— To do —
Scan the lines below for the string "this" and copy every one that has it.

— Extracted entries —

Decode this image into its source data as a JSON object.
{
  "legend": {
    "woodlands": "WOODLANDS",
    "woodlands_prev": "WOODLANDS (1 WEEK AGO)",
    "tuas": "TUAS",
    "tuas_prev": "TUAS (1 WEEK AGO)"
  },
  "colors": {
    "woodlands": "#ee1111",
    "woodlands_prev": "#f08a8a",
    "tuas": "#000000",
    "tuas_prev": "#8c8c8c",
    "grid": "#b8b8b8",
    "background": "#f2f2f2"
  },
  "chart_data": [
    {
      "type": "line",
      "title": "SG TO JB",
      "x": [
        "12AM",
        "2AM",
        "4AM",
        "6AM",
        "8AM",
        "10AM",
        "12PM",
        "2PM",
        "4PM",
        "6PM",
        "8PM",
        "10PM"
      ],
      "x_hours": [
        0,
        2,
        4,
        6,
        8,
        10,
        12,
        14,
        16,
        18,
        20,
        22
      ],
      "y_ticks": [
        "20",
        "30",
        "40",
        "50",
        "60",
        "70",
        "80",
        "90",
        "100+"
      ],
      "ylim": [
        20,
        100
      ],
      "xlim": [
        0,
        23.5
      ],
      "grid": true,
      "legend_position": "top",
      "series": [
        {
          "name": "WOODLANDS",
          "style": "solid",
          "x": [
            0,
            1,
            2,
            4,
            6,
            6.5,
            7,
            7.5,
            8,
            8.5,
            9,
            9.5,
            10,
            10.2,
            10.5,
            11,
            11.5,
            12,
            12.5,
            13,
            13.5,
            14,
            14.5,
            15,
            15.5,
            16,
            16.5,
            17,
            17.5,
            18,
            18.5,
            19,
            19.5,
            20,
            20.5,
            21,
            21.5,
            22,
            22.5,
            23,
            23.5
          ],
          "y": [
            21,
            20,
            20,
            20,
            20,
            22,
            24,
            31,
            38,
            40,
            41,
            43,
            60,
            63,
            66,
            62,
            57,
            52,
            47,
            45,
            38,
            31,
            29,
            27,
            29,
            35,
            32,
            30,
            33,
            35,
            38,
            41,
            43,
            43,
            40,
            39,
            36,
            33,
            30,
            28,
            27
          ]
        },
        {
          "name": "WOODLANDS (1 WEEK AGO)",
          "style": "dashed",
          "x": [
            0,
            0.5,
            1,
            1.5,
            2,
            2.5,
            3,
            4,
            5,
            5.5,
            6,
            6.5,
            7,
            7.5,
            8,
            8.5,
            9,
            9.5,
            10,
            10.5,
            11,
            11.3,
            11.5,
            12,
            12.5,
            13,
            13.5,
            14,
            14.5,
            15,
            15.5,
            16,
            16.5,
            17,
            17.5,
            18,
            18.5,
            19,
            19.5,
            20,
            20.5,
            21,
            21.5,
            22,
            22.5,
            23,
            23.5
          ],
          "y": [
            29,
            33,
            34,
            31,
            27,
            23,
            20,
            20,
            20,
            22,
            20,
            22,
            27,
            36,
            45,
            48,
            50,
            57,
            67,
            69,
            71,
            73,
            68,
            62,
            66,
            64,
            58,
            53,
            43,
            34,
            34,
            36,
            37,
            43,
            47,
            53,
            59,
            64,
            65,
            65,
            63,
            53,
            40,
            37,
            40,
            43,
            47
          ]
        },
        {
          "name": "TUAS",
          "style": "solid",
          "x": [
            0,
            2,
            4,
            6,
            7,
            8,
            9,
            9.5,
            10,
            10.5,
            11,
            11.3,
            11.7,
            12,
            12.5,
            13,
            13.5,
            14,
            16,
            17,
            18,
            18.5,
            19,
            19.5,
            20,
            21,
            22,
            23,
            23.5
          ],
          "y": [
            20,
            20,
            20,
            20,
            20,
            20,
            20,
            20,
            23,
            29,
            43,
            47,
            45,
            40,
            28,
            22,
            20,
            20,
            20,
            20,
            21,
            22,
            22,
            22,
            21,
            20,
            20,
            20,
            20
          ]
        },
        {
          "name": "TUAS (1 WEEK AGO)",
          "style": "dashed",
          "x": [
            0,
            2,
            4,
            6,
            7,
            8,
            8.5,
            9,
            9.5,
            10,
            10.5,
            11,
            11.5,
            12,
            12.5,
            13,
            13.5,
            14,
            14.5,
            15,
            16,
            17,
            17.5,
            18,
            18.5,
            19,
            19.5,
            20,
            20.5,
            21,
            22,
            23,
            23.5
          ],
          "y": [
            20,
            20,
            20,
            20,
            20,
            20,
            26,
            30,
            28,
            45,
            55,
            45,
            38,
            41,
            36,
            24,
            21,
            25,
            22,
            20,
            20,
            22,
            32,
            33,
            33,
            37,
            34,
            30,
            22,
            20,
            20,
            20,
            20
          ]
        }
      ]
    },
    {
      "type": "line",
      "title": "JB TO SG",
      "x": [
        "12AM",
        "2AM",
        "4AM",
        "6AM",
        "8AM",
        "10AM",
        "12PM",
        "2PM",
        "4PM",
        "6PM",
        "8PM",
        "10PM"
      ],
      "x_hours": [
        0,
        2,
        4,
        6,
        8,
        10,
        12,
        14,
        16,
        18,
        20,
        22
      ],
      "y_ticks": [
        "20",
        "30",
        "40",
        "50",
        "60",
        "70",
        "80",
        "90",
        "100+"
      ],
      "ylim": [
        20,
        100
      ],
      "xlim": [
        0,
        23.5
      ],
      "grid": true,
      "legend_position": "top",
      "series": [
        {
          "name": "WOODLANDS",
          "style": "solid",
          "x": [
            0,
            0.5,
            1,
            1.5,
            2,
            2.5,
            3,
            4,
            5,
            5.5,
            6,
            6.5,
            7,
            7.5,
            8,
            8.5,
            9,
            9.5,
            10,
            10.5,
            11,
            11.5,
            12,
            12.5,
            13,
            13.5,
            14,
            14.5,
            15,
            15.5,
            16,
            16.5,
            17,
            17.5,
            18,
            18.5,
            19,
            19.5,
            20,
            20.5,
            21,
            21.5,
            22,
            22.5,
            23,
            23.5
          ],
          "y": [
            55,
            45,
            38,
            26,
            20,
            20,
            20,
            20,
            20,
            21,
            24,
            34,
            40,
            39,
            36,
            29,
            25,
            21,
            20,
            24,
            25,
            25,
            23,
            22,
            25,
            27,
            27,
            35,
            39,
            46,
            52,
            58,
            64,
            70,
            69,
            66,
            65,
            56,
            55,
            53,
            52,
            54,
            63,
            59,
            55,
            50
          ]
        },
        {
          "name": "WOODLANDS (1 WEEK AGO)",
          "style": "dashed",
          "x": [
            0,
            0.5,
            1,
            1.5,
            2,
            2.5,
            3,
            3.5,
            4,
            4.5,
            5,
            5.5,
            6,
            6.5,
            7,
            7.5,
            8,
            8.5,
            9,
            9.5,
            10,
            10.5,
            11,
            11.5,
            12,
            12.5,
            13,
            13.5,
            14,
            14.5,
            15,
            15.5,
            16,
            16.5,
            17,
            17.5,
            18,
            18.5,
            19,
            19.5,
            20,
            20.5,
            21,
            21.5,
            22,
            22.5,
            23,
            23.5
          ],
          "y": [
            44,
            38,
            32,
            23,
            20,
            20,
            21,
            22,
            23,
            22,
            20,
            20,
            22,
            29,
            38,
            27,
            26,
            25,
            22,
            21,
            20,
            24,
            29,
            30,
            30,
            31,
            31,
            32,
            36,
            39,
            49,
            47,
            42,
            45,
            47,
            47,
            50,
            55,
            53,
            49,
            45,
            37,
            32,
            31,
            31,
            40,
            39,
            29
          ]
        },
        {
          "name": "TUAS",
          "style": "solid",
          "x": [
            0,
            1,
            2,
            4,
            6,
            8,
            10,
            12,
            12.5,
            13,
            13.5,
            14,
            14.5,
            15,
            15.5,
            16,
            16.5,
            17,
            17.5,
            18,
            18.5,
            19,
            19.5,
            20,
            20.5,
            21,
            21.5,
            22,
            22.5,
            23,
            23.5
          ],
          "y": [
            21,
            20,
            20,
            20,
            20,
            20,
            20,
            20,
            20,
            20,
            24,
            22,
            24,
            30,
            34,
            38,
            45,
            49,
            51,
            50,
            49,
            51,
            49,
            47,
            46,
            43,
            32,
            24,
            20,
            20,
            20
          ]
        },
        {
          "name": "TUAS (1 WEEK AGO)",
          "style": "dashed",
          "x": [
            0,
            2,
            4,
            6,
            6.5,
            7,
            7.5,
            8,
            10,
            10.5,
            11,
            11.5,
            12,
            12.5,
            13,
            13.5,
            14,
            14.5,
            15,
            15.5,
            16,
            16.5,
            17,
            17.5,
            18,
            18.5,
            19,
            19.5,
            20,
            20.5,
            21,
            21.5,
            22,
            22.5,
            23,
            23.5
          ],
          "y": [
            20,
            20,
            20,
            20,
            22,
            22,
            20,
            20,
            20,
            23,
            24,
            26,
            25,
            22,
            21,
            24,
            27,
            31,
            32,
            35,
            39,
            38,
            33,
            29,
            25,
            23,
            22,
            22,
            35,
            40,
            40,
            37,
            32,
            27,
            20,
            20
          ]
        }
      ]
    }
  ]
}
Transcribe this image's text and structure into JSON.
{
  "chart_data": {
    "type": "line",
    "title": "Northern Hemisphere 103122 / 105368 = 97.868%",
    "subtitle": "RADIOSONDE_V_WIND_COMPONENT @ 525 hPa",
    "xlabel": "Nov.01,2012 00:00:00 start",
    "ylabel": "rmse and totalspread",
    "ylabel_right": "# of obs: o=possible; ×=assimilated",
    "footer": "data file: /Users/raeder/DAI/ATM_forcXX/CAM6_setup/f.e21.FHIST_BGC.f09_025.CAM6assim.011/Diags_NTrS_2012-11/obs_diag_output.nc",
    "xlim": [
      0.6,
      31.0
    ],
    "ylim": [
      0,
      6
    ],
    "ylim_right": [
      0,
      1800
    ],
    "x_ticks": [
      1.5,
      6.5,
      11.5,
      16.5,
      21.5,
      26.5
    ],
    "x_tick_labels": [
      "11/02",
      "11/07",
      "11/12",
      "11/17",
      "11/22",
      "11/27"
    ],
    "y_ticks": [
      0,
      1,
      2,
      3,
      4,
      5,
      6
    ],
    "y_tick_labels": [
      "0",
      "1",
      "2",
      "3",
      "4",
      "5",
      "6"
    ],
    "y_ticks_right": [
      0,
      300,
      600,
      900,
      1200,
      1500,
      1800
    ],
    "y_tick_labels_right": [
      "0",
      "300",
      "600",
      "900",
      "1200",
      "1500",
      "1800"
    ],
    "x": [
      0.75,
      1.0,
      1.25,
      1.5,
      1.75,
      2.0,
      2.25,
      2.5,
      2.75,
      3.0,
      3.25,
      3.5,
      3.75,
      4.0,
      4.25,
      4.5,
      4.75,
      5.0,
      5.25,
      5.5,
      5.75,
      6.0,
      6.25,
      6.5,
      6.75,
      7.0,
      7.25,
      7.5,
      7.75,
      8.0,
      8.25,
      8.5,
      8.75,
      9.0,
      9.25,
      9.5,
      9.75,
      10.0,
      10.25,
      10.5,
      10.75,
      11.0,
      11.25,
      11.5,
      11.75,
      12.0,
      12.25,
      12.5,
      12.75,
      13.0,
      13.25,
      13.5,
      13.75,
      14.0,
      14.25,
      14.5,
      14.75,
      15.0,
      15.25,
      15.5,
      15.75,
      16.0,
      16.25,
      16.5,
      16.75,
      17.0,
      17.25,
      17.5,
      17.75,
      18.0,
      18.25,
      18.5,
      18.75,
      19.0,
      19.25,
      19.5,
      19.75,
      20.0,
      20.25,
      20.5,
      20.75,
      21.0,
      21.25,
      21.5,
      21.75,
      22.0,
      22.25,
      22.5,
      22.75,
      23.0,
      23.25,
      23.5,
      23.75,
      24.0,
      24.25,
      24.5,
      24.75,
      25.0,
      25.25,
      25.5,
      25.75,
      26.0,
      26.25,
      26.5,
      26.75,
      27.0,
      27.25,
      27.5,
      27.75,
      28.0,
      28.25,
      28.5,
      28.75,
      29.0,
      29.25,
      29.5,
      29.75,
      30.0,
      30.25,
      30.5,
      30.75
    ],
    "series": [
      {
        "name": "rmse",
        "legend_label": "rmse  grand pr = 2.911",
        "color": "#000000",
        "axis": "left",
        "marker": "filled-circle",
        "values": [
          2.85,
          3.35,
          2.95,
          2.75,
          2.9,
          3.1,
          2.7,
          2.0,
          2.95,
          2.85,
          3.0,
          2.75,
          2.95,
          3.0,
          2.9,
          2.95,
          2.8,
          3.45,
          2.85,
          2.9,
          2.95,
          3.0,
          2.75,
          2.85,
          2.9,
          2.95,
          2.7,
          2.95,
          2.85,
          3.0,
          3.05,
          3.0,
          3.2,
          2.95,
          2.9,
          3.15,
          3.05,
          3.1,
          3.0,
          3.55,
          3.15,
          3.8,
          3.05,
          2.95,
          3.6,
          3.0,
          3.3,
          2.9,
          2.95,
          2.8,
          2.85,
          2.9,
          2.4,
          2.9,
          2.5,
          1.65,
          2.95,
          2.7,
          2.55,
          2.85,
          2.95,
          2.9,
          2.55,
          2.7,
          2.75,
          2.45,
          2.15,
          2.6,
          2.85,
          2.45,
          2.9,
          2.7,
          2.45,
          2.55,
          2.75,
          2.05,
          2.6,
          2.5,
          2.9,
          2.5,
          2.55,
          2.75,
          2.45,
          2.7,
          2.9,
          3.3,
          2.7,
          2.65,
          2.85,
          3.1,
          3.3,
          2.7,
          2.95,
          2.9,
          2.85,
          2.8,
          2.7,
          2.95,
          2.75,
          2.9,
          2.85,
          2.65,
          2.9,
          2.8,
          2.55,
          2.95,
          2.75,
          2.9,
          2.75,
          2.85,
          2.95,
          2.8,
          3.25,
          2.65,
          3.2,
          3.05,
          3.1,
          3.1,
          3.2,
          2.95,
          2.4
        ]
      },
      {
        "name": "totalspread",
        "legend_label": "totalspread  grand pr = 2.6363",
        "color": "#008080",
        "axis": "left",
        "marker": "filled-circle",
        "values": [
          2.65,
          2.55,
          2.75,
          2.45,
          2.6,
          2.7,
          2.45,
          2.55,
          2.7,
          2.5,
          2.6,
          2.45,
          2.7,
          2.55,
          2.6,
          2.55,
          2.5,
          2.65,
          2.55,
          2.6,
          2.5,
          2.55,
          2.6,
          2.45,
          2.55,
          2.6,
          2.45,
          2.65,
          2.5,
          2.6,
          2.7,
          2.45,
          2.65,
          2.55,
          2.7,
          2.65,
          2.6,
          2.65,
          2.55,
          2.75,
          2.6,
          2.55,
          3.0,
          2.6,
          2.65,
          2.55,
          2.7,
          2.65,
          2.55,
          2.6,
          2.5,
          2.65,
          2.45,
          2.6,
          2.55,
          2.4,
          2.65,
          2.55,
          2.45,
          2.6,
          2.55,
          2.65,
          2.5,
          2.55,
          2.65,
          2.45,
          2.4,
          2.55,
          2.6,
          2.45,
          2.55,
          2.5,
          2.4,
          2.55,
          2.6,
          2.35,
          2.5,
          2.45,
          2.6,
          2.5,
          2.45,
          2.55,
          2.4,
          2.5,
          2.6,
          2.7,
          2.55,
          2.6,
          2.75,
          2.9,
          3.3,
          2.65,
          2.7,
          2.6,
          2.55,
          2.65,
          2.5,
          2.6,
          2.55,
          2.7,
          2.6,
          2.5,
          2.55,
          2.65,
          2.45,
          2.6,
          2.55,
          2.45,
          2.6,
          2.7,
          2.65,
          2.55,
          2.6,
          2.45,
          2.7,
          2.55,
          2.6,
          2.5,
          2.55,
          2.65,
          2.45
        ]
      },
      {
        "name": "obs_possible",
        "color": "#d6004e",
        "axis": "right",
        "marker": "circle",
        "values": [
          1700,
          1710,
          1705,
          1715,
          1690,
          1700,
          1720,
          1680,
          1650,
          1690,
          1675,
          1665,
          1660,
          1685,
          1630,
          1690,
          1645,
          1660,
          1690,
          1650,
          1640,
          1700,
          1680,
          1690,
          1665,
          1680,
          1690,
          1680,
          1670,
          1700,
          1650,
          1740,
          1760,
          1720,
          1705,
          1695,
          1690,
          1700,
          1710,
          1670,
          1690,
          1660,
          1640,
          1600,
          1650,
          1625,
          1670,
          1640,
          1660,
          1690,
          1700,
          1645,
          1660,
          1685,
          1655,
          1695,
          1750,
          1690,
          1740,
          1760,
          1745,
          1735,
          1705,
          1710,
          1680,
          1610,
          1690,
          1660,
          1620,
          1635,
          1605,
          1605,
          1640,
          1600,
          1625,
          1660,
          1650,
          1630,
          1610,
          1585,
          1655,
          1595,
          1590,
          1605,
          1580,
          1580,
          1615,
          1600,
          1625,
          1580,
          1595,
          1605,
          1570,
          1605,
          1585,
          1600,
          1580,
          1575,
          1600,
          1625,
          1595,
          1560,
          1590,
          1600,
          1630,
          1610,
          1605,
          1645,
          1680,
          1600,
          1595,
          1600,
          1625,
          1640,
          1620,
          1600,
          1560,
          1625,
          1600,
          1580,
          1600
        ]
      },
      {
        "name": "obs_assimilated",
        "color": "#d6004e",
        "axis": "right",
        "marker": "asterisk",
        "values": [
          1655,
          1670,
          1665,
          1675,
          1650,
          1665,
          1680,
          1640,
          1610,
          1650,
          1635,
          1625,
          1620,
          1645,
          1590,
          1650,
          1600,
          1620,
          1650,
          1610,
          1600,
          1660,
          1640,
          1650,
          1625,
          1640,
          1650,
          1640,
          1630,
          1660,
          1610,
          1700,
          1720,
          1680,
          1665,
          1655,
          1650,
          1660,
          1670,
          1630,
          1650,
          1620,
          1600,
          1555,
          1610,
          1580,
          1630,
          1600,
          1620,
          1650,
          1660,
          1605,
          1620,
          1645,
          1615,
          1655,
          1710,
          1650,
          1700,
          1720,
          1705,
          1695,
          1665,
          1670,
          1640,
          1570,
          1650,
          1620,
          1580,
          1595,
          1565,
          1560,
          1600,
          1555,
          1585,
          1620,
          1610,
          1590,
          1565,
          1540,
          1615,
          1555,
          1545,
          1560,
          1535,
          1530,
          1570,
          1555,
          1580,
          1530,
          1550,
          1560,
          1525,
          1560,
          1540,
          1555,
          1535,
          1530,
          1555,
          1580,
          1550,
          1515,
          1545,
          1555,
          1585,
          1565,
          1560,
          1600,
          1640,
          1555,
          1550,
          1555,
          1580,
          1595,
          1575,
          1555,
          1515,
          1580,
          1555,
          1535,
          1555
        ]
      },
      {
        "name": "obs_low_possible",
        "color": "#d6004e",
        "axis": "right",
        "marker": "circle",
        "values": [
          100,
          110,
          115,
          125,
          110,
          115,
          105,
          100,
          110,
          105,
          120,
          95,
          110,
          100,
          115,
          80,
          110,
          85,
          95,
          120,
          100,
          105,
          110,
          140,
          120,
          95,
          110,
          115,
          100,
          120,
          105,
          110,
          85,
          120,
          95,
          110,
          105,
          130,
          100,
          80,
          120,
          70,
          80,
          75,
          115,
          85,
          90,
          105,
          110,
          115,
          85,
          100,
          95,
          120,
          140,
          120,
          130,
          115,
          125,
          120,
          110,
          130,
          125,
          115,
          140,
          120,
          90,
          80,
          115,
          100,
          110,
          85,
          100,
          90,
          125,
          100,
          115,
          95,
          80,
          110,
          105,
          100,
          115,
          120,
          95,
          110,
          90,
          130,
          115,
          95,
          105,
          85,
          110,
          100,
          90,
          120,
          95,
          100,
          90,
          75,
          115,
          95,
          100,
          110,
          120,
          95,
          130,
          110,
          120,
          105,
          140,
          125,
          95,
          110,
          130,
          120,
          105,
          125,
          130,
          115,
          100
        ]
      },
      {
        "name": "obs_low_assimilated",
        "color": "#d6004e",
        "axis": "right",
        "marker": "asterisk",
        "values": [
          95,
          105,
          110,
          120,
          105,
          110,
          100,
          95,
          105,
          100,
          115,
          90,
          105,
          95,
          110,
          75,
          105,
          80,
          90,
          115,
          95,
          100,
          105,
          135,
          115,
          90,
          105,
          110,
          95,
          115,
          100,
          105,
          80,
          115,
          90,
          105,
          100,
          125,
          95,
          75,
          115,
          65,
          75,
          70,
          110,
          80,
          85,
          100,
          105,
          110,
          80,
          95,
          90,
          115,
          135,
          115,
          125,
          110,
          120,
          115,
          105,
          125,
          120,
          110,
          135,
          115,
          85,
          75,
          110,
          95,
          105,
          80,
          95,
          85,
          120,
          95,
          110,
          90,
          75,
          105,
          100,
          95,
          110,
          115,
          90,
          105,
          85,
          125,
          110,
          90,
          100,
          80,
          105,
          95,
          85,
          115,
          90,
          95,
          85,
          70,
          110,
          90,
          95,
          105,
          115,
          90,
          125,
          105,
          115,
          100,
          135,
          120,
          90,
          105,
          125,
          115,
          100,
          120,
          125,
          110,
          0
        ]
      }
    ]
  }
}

— Answer for the task —
Decode this image into its source data as a JSON object.
Transcribe this image's text and structure into JSON.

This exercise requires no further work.